* What you have to do *
Copy all of the rows below word for word, leaving out the pictures.

* Data excerpts *
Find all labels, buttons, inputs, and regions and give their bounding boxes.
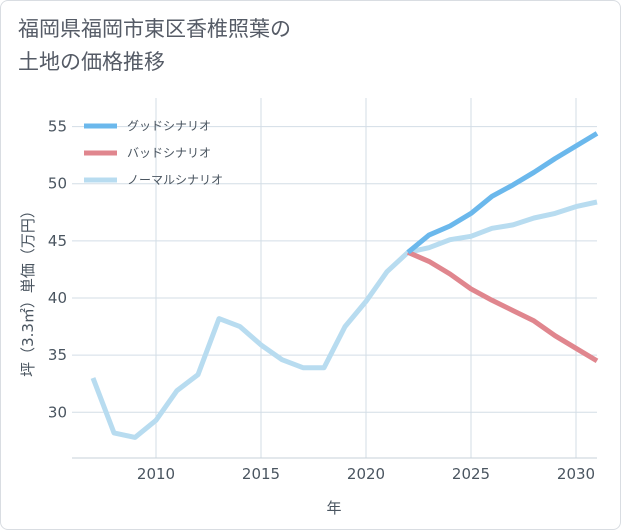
x-tick-label-2020: 2020 (347, 465, 385, 483)
x-axis-title: 年 (326, 499, 341, 517)
y-tick-label-45: 45 (48, 232, 67, 250)
x-tick-label-2010: 2010 (137, 465, 175, 483)
y-tick-label-35: 35 (48, 346, 67, 364)
legend-item-2[interactable]: ノーマルシナリオ (84, 173, 223, 187)
axis-labels: 2010 2015 2020 2025 2030 30 35 40 45 50 55 (48, 118, 595, 483)
x-tick-label-2015: 2015 (242, 465, 280, 483)
series-line-0 (406, 131, 599, 255)
y-tick-label-30: 30 (48, 403, 67, 421)
series-line-2 (90, 199, 598, 440)
x-tick-label-2025: 2025 (452, 465, 490, 483)
x-tick-label-2030: 2030 (557, 465, 595, 483)
legend-label-0: グッドシナリオ (127, 119, 211, 133)
y-tick-label-40: 40 (48, 289, 67, 307)
series-line-1 (407, 250, 599, 364)
y-tick-label-50: 50 (48, 175, 67, 193)
series-layer (90, 131, 599, 440)
legend-item-1[interactable]: バッドシナリオ (84, 146, 211, 160)
legend-label-2: ノーマルシナリオ (127, 173, 223, 187)
plot-area (72, 98, 597, 458)
legend-item-0[interactable]: グッドシナリオ (84, 119, 211, 133)
y-axis-title: 坪（3.3㎡）単価（万円） (19, 203, 37, 377)
chart-title: 福岡県福岡市東区香椎照葉の 土地の価格推移 (18, 13, 578, 79)
chart-title-line-1: 福岡県福岡市東区香椎照葉の (18, 17, 291, 41)
legend-label-1: バッドシナリオ (127, 146, 211, 160)
chart-title-line-2: 土地の価格推移 (18, 50, 165, 74)
grid (72, 98, 597, 459)
y-tick-label-55: 55 (48, 118, 67, 136)
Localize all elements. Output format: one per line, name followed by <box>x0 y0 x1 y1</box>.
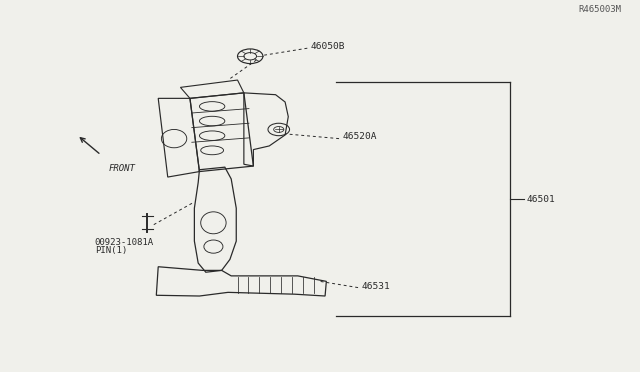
Text: PIN(1): PIN(1) <box>95 246 127 255</box>
Text: FRONT: FRONT <box>109 164 136 173</box>
Text: 46520A: 46520A <box>342 132 377 141</box>
Text: 46531: 46531 <box>361 282 390 291</box>
Text: 00923-1081A: 00923-1081A <box>95 238 154 247</box>
Text: 46050B: 46050B <box>310 42 345 51</box>
Text: 46501: 46501 <box>526 195 555 203</box>
Text: R465003M: R465003M <box>579 5 621 14</box>
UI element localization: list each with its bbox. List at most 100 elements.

* The output *
Find all labels, buttons, inputs, and regions and give their bounding boxes.
x-tick-label-2020: 2020 (347, 465, 385, 483)
x-axis-title: 年 (326, 499, 341, 517)
y-tick-label-45: 45 (48, 232, 67, 250)
x-tick-label-2010: 2010 (137, 465, 175, 483)
y-tick-label-35: 35 (48, 346, 67, 364)
legend-item-2[interactable]: ノーマルシナリオ (84, 173, 223, 187)
axis-labels: 2010 2015 2020 2025 2030 30 35 40 45 50 55 (48, 118, 595, 483)
x-tick-label-2015: 2015 (242, 465, 280, 483)
series-line-0 (406, 131, 599, 255)
y-tick-label-30: 30 (48, 403, 67, 421)
series-line-2 (90, 199, 598, 440)
x-tick-label-2025: 2025 (452, 465, 490, 483)
x-tick-label-2030: 2030 (557, 465, 595, 483)
legend-label-0: グッドシナリオ (127, 119, 211, 133)
y-tick-label-40: 40 (48, 289, 67, 307)
series-line-1 (407, 250, 599, 364)
y-tick-label-50: 50 (48, 175, 67, 193)
series-layer (90, 131, 599, 440)
legend-item-1[interactable]: バッドシナリオ (84, 146, 211, 160)
legend-label-2: ノーマルシナリオ (127, 173, 223, 187)
plot-area (72, 98, 597, 458)
legend-item-0[interactable]: グッドシナリオ (84, 119, 211, 133)
y-axis-title: 坪（3.3㎡）単価（万円） (19, 203, 37, 377)
chart-title: 福岡県福岡市東区香椎照葉の 土地の価格推移 (18, 13, 578, 79)
chart-title-line-1: 福岡県福岡市東区香椎照葉の (18, 17, 291, 41)
legend-label-1: バッドシナリオ (127, 146, 211, 160)
chart-title-line-2: 土地の価格推移 (18, 50, 165, 74)
grid (72, 98, 597, 459)
y-tick-label-55: 55 (48, 118, 67, 136)
Localize all elements. Output format: one per line, name followed by <box>x0 y0 x1 y1</box>.
Text: PIN(1): PIN(1) <box>95 246 127 255</box>
Text: FRONT: FRONT <box>109 164 136 173</box>
Text: 46520A: 46520A <box>342 132 377 141</box>
Text: 46531: 46531 <box>361 282 390 291</box>
Text: 00923-1081A: 00923-1081A <box>95 238 154 247</box>
Text: 46050B: 46050B <box>310 42 345 51</box>
Text: 46501: 46501 <box>526 195 555 203</box>
Text: R465003M: R465003M <box>579 5 621 14</box>
UI element localization: list each with its bbox. List at most 100 elements.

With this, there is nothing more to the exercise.